■ TASK OBJECTIVE
Take every line from the listing below that contains "расход".

[Dataset items]
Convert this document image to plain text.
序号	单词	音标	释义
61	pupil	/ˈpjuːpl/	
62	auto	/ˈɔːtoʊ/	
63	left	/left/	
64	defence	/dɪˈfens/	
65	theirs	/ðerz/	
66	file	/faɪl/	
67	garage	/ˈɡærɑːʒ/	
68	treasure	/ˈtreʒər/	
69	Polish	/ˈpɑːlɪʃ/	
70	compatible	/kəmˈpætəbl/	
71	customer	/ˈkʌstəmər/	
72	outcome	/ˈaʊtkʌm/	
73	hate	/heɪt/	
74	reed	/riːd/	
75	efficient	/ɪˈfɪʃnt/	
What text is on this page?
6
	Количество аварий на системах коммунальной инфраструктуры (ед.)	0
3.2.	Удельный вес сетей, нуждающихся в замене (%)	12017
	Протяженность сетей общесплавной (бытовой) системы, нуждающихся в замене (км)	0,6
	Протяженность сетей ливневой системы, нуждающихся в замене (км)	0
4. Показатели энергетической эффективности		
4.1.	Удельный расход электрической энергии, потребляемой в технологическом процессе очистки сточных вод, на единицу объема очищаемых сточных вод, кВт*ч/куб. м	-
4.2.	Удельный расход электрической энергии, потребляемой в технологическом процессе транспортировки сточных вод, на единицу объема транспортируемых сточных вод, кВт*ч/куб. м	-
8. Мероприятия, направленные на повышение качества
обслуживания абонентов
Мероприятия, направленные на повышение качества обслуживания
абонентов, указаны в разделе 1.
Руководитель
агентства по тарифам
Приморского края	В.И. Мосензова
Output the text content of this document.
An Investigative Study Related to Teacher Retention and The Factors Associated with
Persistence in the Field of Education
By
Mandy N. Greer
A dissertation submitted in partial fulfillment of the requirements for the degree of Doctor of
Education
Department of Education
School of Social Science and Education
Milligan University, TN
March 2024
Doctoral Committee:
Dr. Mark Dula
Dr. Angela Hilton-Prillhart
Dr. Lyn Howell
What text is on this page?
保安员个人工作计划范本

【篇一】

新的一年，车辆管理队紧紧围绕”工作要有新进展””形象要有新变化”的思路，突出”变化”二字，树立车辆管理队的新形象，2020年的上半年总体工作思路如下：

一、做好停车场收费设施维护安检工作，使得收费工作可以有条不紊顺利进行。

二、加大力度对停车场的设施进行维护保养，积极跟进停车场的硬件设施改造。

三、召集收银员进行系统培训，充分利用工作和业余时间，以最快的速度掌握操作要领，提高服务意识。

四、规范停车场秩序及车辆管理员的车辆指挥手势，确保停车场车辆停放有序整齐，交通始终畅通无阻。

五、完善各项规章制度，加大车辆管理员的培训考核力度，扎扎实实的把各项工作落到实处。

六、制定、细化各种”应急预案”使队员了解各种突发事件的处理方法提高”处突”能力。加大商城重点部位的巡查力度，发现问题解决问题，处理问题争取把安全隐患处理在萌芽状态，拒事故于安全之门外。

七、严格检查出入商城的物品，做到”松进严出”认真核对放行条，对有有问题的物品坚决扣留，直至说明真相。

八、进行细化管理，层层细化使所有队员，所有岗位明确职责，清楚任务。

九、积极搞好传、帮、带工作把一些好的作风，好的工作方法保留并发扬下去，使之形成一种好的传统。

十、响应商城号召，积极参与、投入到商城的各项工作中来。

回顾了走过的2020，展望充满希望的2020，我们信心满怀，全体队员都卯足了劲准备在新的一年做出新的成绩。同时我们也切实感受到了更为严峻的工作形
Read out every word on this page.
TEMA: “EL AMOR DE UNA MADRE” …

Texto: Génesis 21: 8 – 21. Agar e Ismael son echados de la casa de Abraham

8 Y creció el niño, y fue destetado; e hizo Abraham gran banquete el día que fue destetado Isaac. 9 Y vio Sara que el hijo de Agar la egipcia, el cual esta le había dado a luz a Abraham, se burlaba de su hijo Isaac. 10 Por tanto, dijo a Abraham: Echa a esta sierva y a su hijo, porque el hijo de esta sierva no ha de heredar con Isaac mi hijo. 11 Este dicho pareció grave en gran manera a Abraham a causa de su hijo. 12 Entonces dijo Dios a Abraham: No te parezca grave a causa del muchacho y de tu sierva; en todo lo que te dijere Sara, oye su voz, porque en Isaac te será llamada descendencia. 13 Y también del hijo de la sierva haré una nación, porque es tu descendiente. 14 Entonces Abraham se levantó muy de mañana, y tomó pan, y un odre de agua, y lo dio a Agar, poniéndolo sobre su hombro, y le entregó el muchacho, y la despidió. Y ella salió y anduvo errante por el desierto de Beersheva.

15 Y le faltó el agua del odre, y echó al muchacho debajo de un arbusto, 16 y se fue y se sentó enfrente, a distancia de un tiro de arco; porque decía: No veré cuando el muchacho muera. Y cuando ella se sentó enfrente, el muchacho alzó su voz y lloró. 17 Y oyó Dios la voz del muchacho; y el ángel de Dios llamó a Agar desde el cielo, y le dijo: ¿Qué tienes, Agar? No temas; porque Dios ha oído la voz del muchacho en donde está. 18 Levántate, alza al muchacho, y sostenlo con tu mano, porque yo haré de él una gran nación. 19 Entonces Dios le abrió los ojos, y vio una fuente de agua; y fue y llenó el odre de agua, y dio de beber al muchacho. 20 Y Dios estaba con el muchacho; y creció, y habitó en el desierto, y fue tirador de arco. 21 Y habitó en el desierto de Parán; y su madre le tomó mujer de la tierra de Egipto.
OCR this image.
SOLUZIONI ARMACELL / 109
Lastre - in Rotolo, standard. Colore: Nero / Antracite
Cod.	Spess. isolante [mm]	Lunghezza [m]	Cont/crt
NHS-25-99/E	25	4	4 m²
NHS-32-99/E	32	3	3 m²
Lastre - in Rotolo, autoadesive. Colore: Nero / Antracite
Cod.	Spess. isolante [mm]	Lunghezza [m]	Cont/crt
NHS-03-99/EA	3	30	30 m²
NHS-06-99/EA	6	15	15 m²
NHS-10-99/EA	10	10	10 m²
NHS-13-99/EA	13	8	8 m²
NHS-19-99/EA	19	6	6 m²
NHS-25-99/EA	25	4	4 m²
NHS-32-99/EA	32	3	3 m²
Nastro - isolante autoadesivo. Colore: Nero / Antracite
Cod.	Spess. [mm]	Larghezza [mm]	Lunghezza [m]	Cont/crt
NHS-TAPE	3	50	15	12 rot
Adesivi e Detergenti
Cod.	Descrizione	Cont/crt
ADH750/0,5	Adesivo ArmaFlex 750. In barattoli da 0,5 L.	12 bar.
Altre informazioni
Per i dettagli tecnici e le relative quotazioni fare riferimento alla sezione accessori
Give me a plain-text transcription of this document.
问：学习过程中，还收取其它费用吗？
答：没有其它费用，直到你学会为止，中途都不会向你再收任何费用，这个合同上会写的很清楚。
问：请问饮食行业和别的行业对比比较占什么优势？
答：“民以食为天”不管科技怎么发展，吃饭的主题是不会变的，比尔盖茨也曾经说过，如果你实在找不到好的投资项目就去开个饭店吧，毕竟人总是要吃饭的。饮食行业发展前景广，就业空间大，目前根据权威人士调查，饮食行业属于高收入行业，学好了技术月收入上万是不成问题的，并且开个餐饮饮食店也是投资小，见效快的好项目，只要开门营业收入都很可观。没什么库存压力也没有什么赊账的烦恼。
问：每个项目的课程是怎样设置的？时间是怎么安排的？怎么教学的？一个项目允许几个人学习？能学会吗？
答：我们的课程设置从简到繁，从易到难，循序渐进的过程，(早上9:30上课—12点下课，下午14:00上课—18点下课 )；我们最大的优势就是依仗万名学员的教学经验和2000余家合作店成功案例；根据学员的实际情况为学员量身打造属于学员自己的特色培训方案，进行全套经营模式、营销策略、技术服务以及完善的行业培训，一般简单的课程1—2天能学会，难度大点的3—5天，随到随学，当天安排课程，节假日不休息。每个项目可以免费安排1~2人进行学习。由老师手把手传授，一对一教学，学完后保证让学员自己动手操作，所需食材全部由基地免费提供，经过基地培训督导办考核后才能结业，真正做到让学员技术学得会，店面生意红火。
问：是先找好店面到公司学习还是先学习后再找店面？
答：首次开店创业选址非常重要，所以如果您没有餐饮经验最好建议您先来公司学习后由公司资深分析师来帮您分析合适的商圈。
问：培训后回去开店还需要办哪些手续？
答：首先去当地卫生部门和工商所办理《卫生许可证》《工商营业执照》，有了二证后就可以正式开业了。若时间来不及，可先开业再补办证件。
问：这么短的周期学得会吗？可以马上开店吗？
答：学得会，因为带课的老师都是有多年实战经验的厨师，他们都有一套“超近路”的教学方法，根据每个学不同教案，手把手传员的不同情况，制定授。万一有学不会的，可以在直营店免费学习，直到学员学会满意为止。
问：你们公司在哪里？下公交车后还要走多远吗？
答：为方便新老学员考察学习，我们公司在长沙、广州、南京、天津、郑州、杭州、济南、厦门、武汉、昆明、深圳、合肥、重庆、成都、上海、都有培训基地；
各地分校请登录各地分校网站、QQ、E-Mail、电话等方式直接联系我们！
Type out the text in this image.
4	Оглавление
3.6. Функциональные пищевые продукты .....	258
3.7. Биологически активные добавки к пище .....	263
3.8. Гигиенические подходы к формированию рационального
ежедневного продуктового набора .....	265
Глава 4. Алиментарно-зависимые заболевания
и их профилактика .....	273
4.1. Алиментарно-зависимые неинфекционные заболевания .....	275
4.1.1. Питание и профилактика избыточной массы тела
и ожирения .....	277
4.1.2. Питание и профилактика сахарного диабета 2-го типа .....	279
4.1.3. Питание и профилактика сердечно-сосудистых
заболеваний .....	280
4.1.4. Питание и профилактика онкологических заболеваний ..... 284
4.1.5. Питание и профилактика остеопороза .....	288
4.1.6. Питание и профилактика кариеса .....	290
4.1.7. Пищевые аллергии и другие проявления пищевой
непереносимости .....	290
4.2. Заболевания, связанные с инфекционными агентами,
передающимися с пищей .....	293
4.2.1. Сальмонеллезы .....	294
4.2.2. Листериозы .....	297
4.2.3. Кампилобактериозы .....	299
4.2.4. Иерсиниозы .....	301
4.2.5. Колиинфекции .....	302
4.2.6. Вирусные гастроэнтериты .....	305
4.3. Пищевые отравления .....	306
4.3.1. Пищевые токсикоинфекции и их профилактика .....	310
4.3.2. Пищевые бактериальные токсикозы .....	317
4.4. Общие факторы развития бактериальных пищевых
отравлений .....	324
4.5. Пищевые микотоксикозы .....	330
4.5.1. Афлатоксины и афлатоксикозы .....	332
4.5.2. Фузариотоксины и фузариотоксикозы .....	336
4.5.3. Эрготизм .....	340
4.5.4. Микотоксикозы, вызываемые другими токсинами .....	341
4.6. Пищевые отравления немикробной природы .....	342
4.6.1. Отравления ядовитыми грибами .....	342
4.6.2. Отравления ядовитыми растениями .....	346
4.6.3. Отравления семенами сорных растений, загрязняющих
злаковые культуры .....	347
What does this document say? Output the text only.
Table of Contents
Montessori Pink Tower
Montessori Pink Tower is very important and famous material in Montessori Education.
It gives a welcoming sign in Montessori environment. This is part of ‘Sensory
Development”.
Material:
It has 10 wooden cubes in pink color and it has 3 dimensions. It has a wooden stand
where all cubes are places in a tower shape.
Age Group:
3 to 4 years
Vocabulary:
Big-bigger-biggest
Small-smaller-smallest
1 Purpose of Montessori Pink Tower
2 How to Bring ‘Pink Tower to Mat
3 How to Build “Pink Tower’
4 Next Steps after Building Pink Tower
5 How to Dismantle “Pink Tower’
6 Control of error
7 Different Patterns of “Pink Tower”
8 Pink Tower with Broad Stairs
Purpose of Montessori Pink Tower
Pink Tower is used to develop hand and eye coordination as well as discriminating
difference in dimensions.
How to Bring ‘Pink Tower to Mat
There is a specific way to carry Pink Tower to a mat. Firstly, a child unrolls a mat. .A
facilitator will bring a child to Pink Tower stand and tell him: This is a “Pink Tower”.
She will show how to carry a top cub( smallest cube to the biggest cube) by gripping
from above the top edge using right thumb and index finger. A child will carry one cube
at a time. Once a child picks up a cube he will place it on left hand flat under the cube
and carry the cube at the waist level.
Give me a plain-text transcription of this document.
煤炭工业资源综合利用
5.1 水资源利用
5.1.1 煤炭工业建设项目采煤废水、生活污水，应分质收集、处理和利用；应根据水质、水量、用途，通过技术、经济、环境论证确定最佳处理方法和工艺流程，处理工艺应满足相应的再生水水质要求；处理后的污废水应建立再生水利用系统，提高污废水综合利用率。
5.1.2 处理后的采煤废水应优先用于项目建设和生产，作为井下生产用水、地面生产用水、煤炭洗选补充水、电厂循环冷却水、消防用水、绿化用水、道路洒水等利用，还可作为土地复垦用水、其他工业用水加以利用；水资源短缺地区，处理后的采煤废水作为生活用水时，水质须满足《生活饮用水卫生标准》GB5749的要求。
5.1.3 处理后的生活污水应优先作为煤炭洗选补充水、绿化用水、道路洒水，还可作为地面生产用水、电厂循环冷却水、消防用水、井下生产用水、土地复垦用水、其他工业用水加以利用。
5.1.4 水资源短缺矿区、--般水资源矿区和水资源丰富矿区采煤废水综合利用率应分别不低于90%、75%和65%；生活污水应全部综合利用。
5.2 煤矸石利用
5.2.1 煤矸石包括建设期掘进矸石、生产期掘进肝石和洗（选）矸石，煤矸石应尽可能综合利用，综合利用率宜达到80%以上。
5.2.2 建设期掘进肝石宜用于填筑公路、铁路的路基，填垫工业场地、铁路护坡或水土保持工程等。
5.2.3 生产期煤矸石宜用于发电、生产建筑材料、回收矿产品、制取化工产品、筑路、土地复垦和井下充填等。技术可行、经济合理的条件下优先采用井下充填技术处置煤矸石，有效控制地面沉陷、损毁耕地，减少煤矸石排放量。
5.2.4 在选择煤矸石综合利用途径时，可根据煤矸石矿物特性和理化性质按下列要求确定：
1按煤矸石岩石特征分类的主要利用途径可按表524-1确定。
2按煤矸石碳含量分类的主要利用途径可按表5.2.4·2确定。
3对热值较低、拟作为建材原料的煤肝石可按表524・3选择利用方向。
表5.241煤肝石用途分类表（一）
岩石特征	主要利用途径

■ EXERCISE RESULT
4.1.	Удельный расход электрической энергии, потребляемой в технологическом процессе очистки сточных вод, на единицу объема очищаемых сточных вод, кВт*ч/куб. м	-
4.2.	Удельный расход электрической энергии, потребляемой в технологическом процессе транспортировки сточных вод, на единицу объема транспортируемых сточных вод, кВт*ч/куб. м	-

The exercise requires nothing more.